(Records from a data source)
*****
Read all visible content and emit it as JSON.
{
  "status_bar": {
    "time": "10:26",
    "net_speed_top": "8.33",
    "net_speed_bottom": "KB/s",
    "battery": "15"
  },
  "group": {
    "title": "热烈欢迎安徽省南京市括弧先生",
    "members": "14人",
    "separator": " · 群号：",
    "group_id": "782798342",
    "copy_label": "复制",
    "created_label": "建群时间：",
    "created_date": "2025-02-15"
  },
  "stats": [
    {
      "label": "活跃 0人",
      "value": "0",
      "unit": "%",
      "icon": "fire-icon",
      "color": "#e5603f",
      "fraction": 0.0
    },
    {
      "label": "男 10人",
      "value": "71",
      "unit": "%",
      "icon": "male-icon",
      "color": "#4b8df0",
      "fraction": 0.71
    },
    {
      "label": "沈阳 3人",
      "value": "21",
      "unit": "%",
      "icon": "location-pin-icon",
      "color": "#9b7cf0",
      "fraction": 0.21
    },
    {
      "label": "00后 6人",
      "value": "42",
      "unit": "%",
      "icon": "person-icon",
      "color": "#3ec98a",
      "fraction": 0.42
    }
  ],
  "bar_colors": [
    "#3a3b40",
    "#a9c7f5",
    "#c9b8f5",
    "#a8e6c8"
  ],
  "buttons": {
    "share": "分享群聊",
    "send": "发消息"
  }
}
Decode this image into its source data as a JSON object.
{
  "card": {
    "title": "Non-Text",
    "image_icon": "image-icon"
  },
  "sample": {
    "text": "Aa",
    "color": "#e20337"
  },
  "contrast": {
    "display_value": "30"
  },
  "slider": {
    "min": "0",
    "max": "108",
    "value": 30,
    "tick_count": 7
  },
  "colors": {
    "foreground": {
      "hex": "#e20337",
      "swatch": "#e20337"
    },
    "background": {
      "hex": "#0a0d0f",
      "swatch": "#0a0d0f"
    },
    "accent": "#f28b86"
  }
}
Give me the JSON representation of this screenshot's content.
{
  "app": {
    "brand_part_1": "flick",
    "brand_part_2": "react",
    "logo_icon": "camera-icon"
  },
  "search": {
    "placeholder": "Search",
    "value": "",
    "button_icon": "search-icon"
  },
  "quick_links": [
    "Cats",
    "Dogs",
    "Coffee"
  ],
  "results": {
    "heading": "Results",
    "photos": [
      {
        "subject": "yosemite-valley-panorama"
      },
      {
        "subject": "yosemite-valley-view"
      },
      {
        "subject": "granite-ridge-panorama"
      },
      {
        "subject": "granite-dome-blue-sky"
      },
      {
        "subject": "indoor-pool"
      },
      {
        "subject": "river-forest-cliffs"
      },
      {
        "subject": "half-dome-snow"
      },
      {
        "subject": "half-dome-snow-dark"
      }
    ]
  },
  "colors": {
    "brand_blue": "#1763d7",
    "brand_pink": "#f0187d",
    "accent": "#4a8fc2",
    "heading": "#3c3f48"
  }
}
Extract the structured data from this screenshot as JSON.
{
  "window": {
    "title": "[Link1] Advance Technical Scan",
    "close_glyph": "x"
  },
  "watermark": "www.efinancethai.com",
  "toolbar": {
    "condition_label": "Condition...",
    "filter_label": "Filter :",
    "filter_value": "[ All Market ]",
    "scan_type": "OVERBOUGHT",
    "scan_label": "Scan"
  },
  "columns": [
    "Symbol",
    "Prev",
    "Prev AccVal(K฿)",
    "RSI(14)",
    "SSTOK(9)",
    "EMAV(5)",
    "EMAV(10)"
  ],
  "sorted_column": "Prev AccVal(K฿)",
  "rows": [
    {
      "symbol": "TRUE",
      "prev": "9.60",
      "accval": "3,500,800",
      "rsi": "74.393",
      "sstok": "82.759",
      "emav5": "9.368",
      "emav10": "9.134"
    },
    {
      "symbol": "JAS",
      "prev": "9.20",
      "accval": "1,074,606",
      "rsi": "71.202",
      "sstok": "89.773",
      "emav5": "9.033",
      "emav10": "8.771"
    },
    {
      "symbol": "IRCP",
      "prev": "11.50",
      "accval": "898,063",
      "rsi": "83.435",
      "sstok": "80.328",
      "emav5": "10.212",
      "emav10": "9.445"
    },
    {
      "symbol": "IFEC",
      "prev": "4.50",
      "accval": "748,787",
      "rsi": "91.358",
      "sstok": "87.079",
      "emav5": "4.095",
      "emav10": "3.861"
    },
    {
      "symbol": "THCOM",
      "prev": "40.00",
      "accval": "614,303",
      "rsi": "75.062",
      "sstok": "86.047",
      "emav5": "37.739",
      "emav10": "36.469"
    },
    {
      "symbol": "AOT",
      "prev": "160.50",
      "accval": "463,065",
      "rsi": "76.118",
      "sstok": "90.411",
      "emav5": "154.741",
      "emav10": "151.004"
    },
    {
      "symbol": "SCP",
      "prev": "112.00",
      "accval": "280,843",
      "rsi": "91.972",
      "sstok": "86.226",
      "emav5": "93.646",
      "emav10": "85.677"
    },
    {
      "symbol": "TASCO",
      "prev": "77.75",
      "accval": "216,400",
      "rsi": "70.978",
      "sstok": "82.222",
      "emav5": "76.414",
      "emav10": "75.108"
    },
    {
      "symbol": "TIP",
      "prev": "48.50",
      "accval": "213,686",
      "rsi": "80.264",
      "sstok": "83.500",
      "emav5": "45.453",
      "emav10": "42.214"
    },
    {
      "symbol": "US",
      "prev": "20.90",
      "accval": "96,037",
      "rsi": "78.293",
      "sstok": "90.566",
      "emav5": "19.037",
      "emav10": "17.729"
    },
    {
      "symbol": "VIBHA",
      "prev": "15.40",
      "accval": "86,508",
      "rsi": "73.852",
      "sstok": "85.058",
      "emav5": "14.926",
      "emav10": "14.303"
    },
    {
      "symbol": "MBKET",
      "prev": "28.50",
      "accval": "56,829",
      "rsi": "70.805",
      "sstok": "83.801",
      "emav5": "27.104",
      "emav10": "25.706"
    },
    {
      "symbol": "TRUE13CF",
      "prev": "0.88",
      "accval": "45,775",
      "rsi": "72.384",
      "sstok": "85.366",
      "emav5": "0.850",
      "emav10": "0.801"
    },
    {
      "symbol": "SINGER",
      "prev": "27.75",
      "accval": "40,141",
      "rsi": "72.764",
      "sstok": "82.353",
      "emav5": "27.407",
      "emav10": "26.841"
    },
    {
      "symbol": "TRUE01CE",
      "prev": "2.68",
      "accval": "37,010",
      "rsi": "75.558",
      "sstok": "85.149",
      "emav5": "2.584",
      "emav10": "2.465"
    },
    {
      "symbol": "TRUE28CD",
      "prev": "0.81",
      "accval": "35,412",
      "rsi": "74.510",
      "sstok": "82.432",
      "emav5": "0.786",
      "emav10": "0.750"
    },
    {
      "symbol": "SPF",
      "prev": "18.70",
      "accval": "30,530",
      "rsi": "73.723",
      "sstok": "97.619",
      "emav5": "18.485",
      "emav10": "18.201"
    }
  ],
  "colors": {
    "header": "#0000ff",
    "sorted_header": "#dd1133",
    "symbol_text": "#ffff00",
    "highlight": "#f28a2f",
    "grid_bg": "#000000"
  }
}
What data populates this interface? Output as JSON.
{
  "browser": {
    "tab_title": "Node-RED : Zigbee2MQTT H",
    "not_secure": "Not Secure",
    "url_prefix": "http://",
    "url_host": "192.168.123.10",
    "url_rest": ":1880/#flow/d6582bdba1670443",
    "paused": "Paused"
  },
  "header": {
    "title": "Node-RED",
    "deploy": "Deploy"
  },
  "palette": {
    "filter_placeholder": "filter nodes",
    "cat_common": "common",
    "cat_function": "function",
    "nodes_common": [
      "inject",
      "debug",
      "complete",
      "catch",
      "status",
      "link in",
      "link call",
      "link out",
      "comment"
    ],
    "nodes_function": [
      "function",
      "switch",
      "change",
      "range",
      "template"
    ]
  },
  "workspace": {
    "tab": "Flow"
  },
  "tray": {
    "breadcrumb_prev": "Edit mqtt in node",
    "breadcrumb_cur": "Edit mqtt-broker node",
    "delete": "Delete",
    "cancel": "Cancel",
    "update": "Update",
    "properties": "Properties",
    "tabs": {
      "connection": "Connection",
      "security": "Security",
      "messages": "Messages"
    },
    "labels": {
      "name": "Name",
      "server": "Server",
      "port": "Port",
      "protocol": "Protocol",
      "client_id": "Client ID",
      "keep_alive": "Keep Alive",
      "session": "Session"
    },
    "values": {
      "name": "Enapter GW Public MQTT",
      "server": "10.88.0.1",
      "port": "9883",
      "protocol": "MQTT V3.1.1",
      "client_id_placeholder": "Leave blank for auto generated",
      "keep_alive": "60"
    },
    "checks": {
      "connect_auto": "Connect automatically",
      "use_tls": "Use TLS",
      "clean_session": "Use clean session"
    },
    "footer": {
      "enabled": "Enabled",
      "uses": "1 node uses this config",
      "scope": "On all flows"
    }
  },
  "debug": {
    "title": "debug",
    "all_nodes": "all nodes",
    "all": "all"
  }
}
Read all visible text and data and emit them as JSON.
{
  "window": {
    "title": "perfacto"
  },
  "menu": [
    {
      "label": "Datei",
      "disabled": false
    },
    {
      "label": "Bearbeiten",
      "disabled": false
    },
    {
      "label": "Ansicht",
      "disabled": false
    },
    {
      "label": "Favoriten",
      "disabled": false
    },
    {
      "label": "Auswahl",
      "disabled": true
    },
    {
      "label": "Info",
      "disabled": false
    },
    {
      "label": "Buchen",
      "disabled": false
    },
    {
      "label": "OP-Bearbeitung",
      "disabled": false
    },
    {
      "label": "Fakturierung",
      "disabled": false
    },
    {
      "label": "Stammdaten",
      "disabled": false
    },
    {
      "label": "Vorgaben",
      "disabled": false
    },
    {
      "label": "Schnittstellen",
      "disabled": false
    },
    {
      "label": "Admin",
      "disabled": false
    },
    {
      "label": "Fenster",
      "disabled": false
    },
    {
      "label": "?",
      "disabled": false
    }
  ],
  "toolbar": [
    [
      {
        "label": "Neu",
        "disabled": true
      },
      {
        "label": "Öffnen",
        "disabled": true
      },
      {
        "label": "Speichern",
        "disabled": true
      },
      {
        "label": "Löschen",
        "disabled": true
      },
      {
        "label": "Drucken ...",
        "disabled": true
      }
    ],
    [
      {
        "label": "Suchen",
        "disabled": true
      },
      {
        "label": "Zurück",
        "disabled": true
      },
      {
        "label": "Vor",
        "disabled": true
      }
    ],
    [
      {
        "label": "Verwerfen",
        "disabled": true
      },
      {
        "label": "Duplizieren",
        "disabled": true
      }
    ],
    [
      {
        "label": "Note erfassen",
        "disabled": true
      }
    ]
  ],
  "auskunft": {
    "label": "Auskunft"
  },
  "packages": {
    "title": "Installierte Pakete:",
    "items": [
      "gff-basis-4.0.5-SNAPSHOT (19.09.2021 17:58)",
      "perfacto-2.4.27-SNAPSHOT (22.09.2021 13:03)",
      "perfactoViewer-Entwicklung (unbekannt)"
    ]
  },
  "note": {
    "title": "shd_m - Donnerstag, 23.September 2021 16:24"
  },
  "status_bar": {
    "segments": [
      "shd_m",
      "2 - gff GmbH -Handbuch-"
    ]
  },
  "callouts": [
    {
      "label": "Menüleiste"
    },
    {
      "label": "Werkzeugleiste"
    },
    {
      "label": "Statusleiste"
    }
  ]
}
*****
Required work:
Each line in the entries above that includes the string "dome" should be extracted.

Solution to this exercise:
        "subject": "granite-dome-blue-sky"
        "subject": "half-dome-snow"
        "subject": "half-dome-snow-dark"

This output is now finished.